Reproduce all the lines exactly as they stand, apart from the pictures.

************

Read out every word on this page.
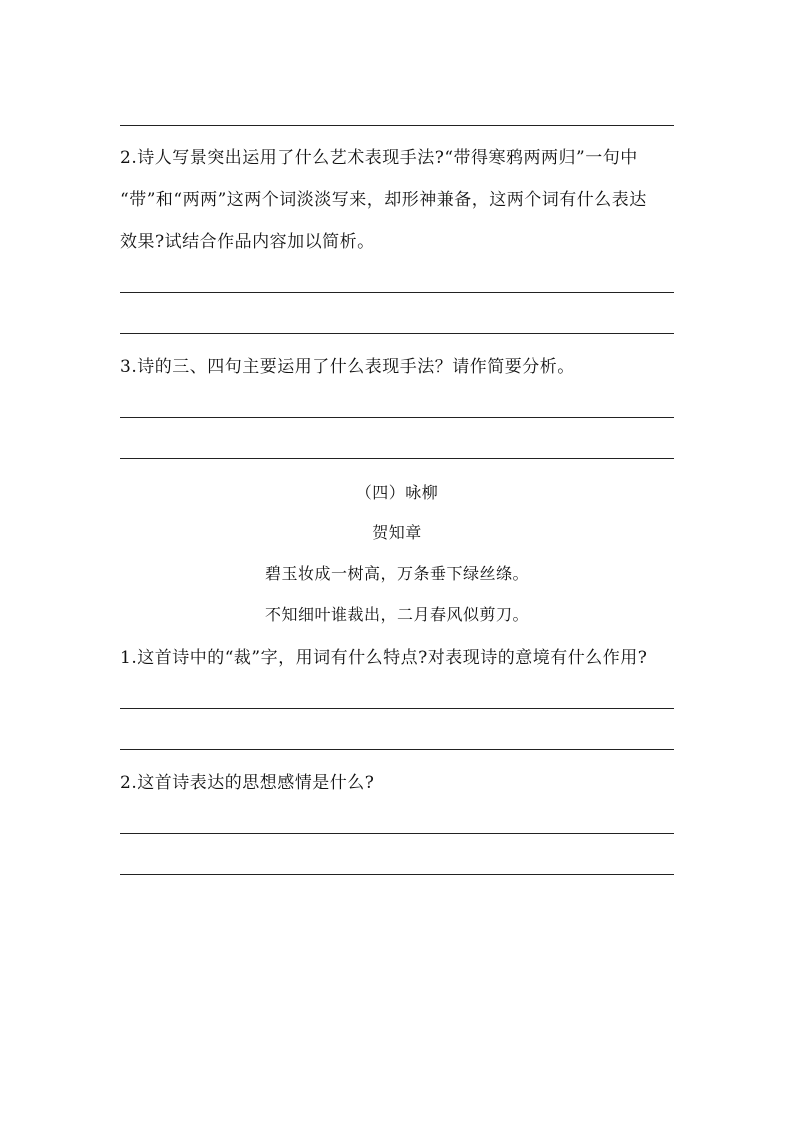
2.诗人写景突出运用了什么艺术表现手法?“带得寒鸦两两归”一句中
“带”和“两两”这两个词淡淡写来，却形神兼备，这两个词有什么表达
效果?试结合作品内容加以简析。
3.诗的三、四句主要运用了什么表现手法？请作简要分析。
（四）咏柳
贺知章
碧玉妆成一树高，万条垂下绿丝绦。
不知细叶谁裁出，二月春风似剪刀。
1.这首诗中的“裁”字，用词有什么特点?对表现诗的意境有什么作用?
2.这首诗表达的思想感情是什么?
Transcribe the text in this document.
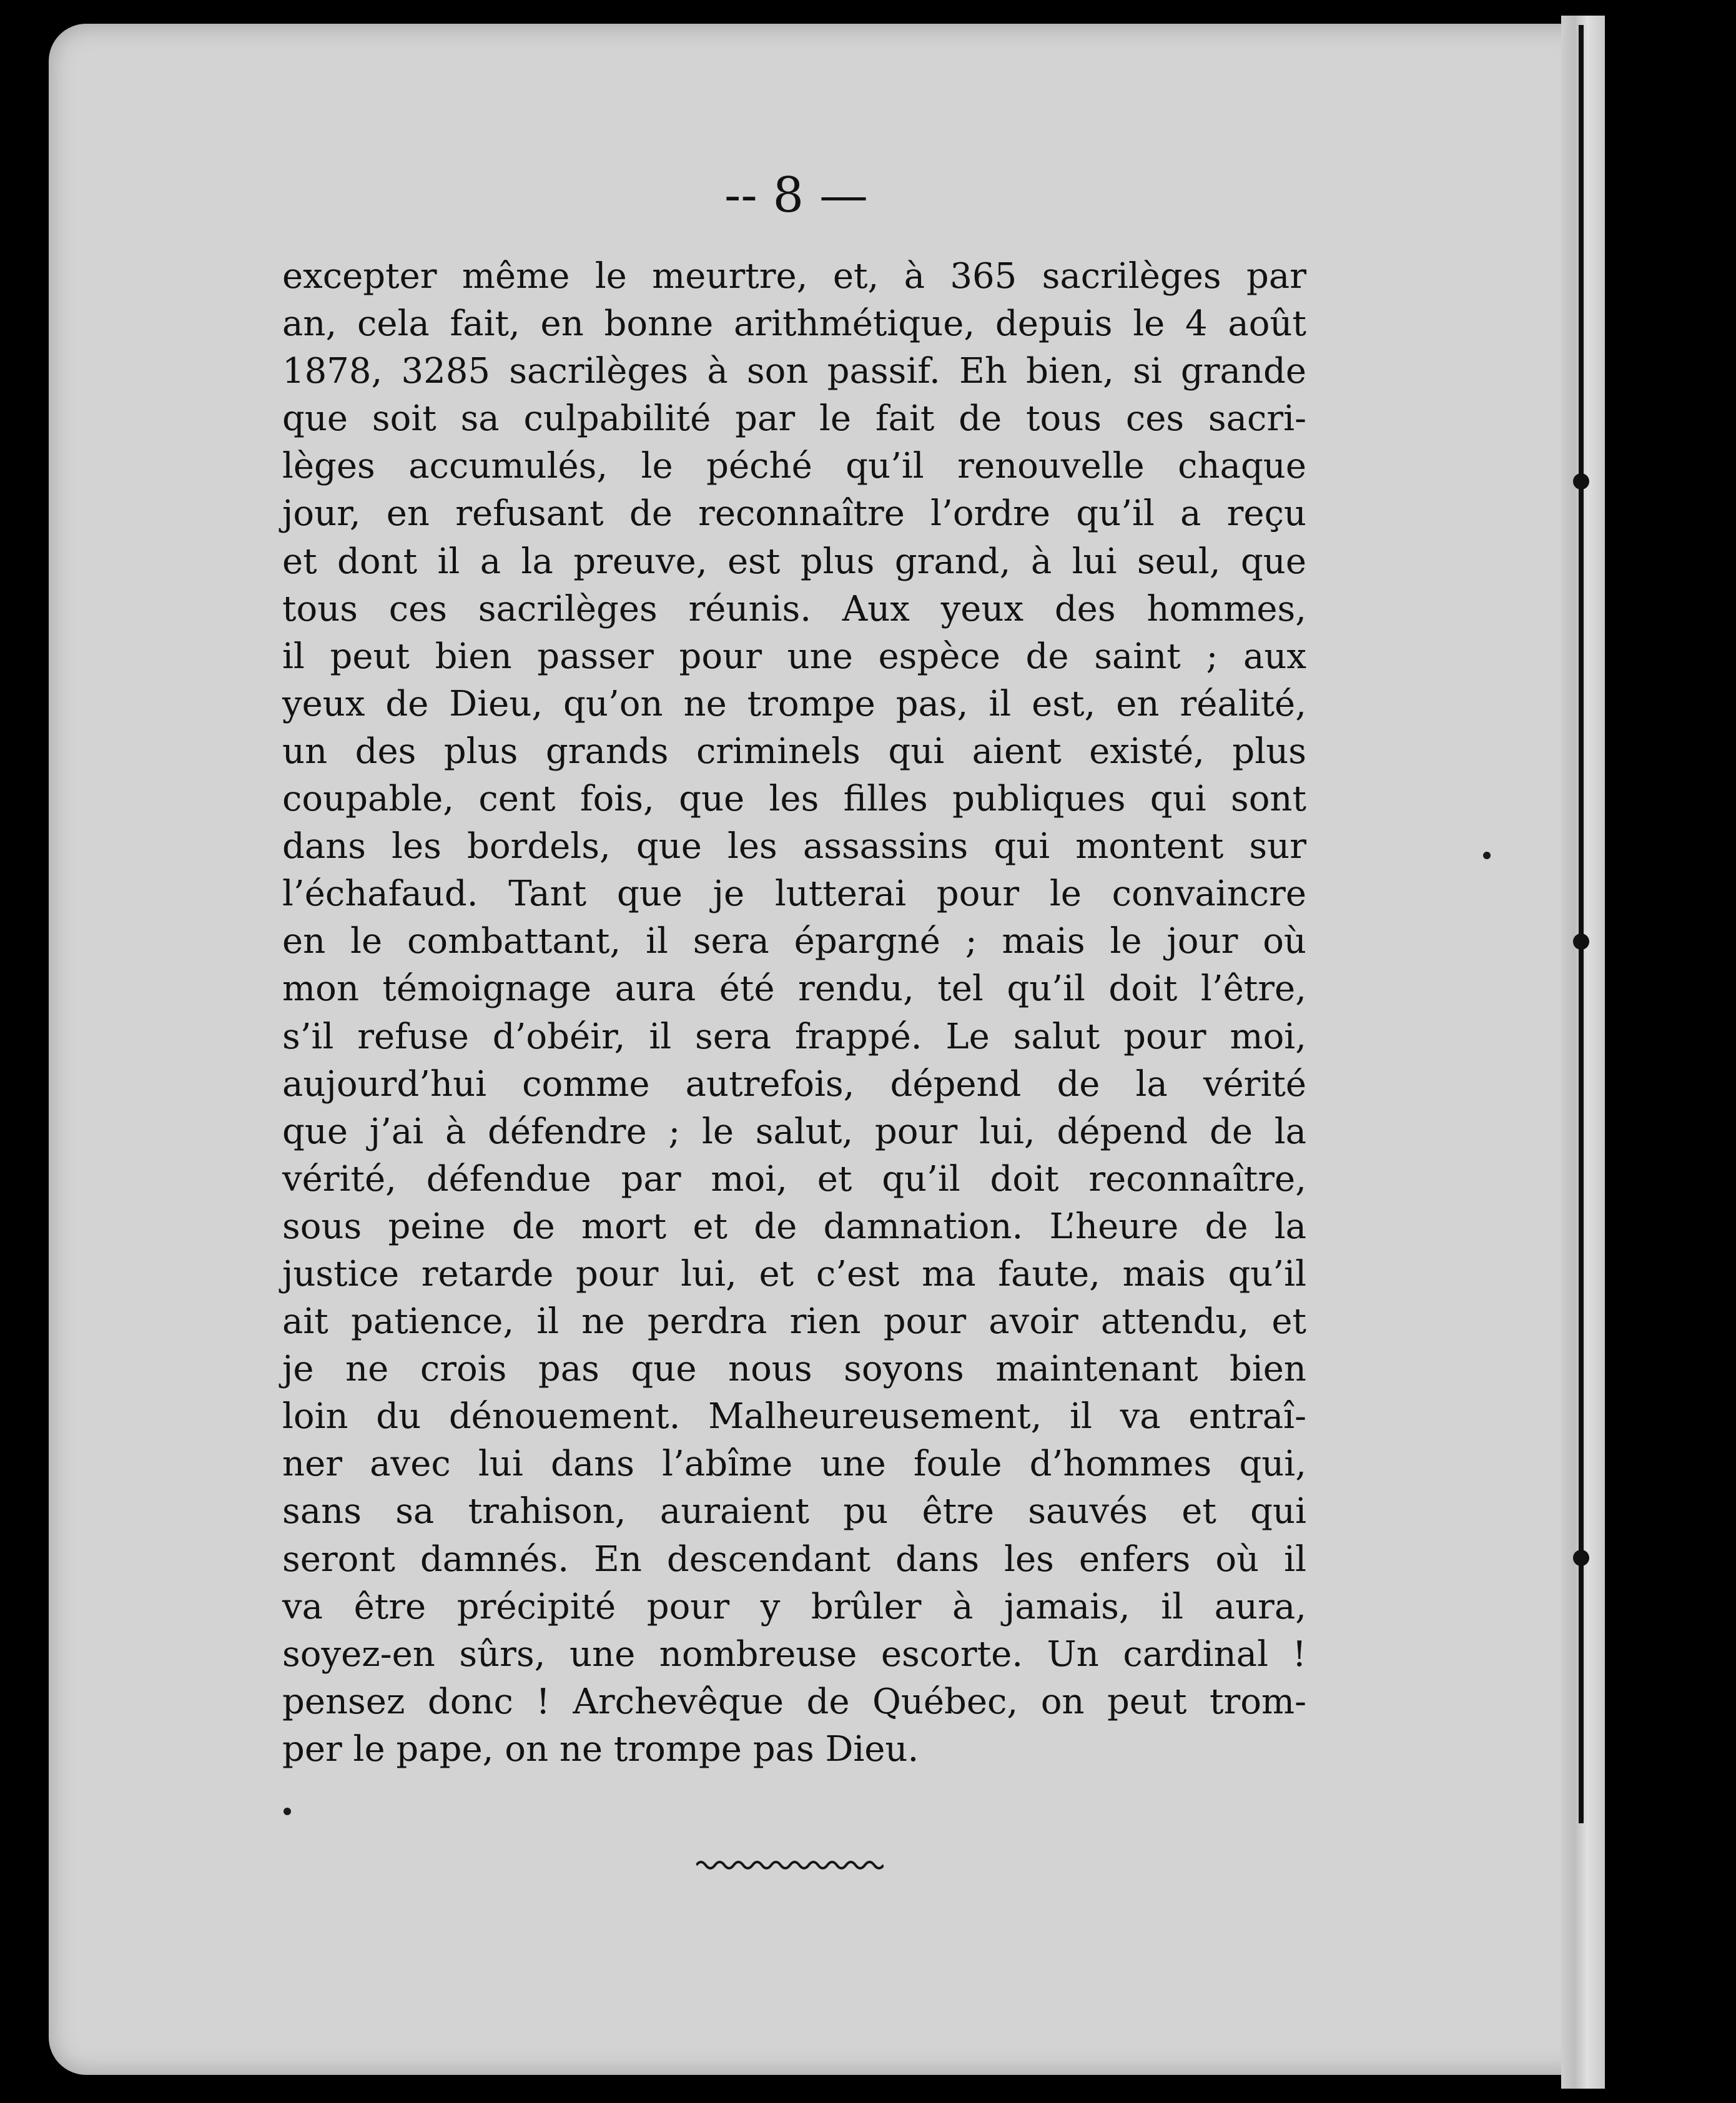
-- 8 —
excepter même le meurtre, et, à 365 sacrilèges par
an, cela fait, en bonne arithmétique, depuis le 4 août
1878, 3285 sacrilèges à son passif. Eh bien, si grande
que soit sa culpabilité par le fait de tous ces sacri-
lèges accumulés, le péché qu’il renouvelle chaque
jour, en refusant de reconnaître l’ordre qu’il a reçu
et dont il a la preuve, est plus grand, à lui seul, que
tous ces sacrilèges réunis. Aux yeux des hommes,
il peut bien passer pour une espèce de saint ; aux
yeux de Dieu, qu’on ne trompe pas, il est, en réalité,
un des plus grands criminels qui aient existé, plus
coupable, cent fois, que les filles publiques qui sont
dans les bordels, que les assassins qui montent sur
l’échafaud. Tant que je lutterai pour le convaincre
en le combattant, il sera épargné ; mais le jour où
mon témoignage aura été rendu, tel qu’il doit l’être,
s’il refuse d’obéir, il sera frappé. Le salut pour moi,
aujourd’hui comme autrefois, dépend de la vérité
que j’ai à défendre ; le salut, pour lui, dépend de la
vérité, défendue par moi, et qu’il doit reconnaître,
sous peine de mort et de damnation. L’heure de la
justice retarde pour lui, et c’est ma faute, mais qu’il
ait patience, il ne perdra rien pour avoir attendu, et
je ne crois pas que nous soyons maintenant bien
loin du dénouement. Malheureusement, il va entraî-
ner avec lui dans l’abîme une foule d’hommes qui,
sans sa trahison, auraient pu être sauvés et qui
seront damnés. En descendant dans les enfers où il
va être précipité pour y brûler à jamais, il aura,
soyez-en sûrs, une nombreuse escorte. Un cardinal !
pensez donc ! Archevêque de Québec, on peut trom-
per le pape, on ne trompe pas Dieu.
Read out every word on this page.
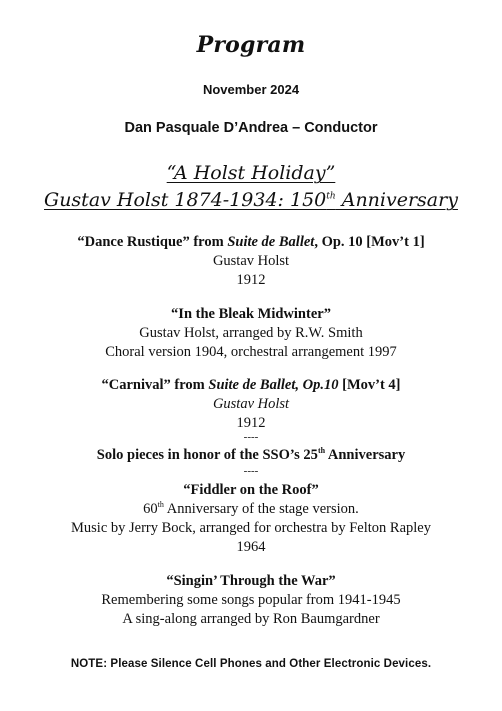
Program
November 2024
Dan Pasquale D’Andrea – Conductor
“A Holst Holiday”
Gustav Holst 1874-1934: 150th Anniversary
“Dance Rustique” from Suite de Ballet, Op. 10 [Mov’t 1]
Gustav Holst
1912
“In the Bleak Midwinter”
Gustav Holst, arranged by R.W. Smith
Choral version 1904, orchestral arrangement 1997
“Carnival” from Suite de Ballet, Op.10 [Mov’t 4]
Gustav Holst
1912
----
Solo pieces in honor of the SSO’s 25th Anniversary
----
“Fiddler on the Roof”
60th Anniversary of the stage version.
Music by Jerry Bock, arranged for orchestra by Felton Rapley
1964
“Singin’ Through the War”
Remembering some songs popular from 1941-1945
A sing-along arranged by Ron Baumgardner
NOTE: Please Silence Cell Phones and Other Electronic Devices.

************

[Solved problem]
Read out every word on this page.
2.诗人写景突出运用了什么艺术表现手法?“带得寒鸦两两归”一句中
“带”和“两两”这两个词淡淡写来，却形神兼备，这两个词有什么表达
效果?试结合作品内容加以简析。
3.诗的三、四句主要运用了什么表现手法？请作简要分析。
（四）咏柳
贺知章
碧玉妆成一树高，万条垂下绿丝绦。
不知细叶谁裁出，二月春风似剪刀。
1.这首诗中的“裁”字，用词有什么特点?对表现诗的意境有什么作用?
2.这首诗表达的思想感情是什么?
Transcribe the text in this document.
-- 8 —
excepter même le meurtre, et, à 365 sacrilèges par
an, cela fait, en bonne arithmétique, depuis le 4 août
1878, 3285 sacrilèges à son passif. Eh bien, si grande
que soit sa culpabilité par le fait de tous ces sacri-
lèges accumulés, le péché qu’il renouvelle chaque
jour, en refusant de reconnaître l’ordre qu’il a reçu
et dont il a la preuve, est plus grand, à lui seul, que
tous ces sacrilèges réunis. Aux yeux des hommes,
il peut bien passer pour une espèce de saint ; aux
yeux de Dieu, qu’on ne trompe pas, il est, en réalité,
un des plus grands criminels qui aient existé, plus
coupable, cent fois, que les filles publiques qui sont
dans les bordels, que les assassins qui montent sur
l’échafaud. Tant que je lutterai pour le convaincre
en le combattant, il sera épargné ; mais le jour où
mon témoignage aura été rendu, tel qu’il doit l’être,
s’il refuse d’obéir, il sera frappé. Le salut pour moi,
aujourd’hui comme autrefois, dépend de la vérité
que j’ai à défendre ; le salut, pour lui, dépend de la
vérité, défendue par moi, et qu’il doit reconnaître,
sous peine de mort et de damnation. L’heure de la
justice retarde pour lui, et c’est ma faute, mais qu’il
ait patience, il ne perdra rien pour avoir attendu, et
je ne crois pas que nous soyons maintenant bien
loin du dénouement. Malheureusement, il va entraî-
ner avec lui dans l’abîme une foule d’hommes qui,
sans sa trahison, auraient pu être sauvés et qui
seront damnés. En descendant dans les enfers où il
va être précipité pour y brûler à jamais, il aura,
soyez-en sûrs, une nombreuse escorte. Un cardinal !
pensez donc ! Archevêque de Québec, on peut trom-
per le pape, on ne trompe pas Dieu.
Read out every word on this page.
Program
November 2024
Dan Pasquale D’Andrea – Conductor
“A Holst Holiday”
Gustav Holst 1874-1934: 150th Anniversary
“Dance Rustique” from Suite de Ballet, Op. 10 [Mov’t 1]
Gustav Holst
1912
“In the Bleak Midwinter”
Gustav Holst, arranged by R.W. Smith
Choral version 1904, orchestral arrangement 1997
“Carnival” from Suite de Ballet, Op.10 [Mov’t 4]
Gustav Holst
1912
----
Solo pieces in honor of the SSO’s 25th Anniversary
----
“Fiddler on the Roof”
60th Anniversary of the stage version.
Music by Jerry Bock, arranged for orchestra by Felton Rapley
1964
“Singin’ Through the War”
Remembering some songs popular from 1941-1945
A sing-along arranged by Ron Baumgardner
NOTE: Please Silence Cell Phones and Other Electronic Devices.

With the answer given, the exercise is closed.